» **TASK DIRECTIONS**:
Repeat the whole listing exactly as written.

--------

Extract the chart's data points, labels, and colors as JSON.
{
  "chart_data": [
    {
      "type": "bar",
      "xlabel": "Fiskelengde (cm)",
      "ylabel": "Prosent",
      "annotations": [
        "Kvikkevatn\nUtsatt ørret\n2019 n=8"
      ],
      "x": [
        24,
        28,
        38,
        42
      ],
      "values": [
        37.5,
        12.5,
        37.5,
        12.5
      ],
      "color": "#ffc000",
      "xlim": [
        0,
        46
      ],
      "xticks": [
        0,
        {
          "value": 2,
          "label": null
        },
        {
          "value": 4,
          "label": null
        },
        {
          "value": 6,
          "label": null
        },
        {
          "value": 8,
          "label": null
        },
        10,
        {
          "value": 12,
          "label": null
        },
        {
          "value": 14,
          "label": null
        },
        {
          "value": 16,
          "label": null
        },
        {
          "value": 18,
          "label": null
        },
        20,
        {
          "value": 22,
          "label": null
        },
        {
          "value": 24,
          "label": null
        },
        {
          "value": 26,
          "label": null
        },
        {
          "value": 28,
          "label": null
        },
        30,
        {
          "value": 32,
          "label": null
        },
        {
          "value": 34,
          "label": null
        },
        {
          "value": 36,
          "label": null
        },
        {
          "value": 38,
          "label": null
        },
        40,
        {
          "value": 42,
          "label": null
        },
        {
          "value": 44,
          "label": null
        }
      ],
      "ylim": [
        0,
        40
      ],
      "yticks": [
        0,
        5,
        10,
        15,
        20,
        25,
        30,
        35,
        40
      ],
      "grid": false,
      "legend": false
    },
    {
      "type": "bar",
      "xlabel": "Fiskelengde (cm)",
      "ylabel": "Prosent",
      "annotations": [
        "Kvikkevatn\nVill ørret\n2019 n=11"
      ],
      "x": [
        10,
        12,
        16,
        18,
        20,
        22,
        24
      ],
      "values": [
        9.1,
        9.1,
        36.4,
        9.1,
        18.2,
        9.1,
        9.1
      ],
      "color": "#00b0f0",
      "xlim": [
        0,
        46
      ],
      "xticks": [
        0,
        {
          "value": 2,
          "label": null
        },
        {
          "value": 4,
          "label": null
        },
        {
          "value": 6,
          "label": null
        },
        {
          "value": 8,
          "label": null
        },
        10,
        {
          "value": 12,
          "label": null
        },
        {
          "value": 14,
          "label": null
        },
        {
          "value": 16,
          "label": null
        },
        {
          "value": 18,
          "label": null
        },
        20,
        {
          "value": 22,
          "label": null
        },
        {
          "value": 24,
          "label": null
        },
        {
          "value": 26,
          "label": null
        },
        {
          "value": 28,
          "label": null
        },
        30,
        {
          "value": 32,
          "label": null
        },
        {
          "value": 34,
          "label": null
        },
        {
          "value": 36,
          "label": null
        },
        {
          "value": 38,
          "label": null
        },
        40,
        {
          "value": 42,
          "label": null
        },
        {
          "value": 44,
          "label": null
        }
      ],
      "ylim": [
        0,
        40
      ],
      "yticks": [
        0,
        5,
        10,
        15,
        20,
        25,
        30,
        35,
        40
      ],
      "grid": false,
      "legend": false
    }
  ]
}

--------

» **SOLUTION TO THIS TASK**:
Extract the chart's data points, labels, and colors as JSON.
{
  "chart_data": [
    {
      "type": "bar",
      "xlabel": "Fiskelengde (cm)",
      "ylabel": "Prosent",
      "annotations": [
        "Kvikkevatn\nUtsatt ørret\n2019 n=8"
      ],
      "x": [
        24,
        28,
        38,
        42
      ],
      "values": [
        37.5,
        12.5,
        37.5,
        12.5
      ],
      "color": "#ffc000",
      "xlim": [
        0,
        46
      ],
      "xticks": [
        0,
        {
          "value": 2,
          "label": null
        },
        {
          "value": 4,
          "label": null
        },
        {
          "value": 6,
          "label": null
        },
        {
          "value": 8,
          "label": null
        },
        10,
        {
          "value": 12,
          "label": null
        },
        {
          "value": 14,
          "label": null
        },
        {
          "value": 16,
          "label": null
        },
        {
          "value": 18,
          "label": null
        },
        20,
        {
          "value": 22,
          "label": null
        },
        {
          "value": 24,
          "label": null
        },
        {
          "value": 26,
          "label": null
        },
        {
          "value": 28,
          "label": null
        },
        30,
        {
          "value": 32,
          "label": null
        },
        {
          "value": 34,
          "label": null
        },
        {
          "value": 36,
          "label": null
        },
        {
          "value": 38,
          "label": null
        },
        40,
        {
          "value": 42,
          "label": null
        },
        {
          "value": 44,
          "label": null
        }
      ],
      "ylim": [
        0,
        40
      ],
      "yticks": [
        0,
        5,
        10,
        15,
        20,
        25,
        30,
        35,
        40
      ],
      "grid": false,
      "legend": false
    },
    {
      "type": "bar",
      "xlabel": "Fiskelengde (cm)",
      "ylabel": "Prosent",
      "annotations": [
        "Kvikkevatn\nVill ørret\n2019 n=11"
      ],
      "x": [
        10,
        12,
        16,
        18,
        20,
        22,
        24
      ],
      "values": [
        9.1,
        9.1,
        36.4,
        9.1,
        18.2,
        9.1,
        9.1
      ],
      "color": "#00b0f0",
      "xlim": [
        0,
        46
      ],
      "xticks": [
        0,
        {
          "value": 2,
          "label": null
        },
        {
          "value": 4,
          "label": null
        },
        {
          "value": 6,
          "label": null
        },
        {
          "value": 8,
          "label": null
        },
        10,
        {
          "value": 12,
          "label": null
        },
        {
          "value": 14,
          "label": null
        },
        {
          "value": 16,
          "label": null
        },
        {
          "value": 18,
          "label": null
        },
        20,
        {
          "value": 22,
          "label": null
        },
        {
          "value": 24,
          "label": null
        },
        {
          "value": 26,
          "label": null
        },
        {
          "value": 28,
          "label": null
        },
        30,
        {
          "value": 32,
          "label": null
        },
        {
          "value": 34,
          "label": null
        },
        {
          "value": 36,
          "label": null
        },
        {
          "value": 38,
          "label": null
        },
        40,
        {
          "value": 42,
          "label": null
        },
        {
          "value": 44,
          "label": null
        }
      ],
      "ylim": [
        0,
        40
      ],
      "yticks": [
        0,
        5,
        10,
        15,
        20,
        25,
        30,
        35,
        40
      ],
      "grid": false,
      "legend": false
    }
  ]
}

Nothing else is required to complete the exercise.